GIVEN EXERCISE
Look through the data for the string "diff". Copy every line where it is found.

DATASET

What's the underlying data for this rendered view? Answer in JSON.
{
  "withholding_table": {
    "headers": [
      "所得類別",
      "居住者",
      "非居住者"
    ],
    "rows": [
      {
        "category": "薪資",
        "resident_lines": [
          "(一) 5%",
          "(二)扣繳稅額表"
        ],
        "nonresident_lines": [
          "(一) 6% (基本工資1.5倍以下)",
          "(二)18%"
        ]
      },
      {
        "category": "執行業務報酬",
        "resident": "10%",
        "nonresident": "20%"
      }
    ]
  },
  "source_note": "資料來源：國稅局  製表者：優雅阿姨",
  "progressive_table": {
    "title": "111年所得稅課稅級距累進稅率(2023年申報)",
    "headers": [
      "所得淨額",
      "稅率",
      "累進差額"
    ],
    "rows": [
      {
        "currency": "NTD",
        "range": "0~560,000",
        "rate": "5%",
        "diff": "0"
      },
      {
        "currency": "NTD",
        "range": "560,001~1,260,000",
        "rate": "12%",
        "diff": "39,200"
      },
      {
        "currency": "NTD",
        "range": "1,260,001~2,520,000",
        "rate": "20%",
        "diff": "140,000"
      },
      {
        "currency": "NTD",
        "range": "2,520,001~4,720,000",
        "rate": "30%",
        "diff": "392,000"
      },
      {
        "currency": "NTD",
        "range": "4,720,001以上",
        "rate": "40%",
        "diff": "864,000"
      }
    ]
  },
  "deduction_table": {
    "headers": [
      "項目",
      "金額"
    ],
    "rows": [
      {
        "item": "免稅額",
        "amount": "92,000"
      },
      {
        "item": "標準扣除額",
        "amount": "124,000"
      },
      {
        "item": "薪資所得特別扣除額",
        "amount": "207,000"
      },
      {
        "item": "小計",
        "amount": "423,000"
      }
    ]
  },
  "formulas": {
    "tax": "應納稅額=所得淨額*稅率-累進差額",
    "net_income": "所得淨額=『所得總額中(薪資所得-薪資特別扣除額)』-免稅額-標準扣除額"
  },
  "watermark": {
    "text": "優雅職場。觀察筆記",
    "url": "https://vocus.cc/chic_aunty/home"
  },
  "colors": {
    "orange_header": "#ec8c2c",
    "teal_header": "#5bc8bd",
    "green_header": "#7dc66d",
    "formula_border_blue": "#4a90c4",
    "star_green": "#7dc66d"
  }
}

FINAL RESULT
        "diff": "0"
        "diff": "39,200"
        "diff": "140,000"
        "diff": "392,000"
        "diff": "864,000"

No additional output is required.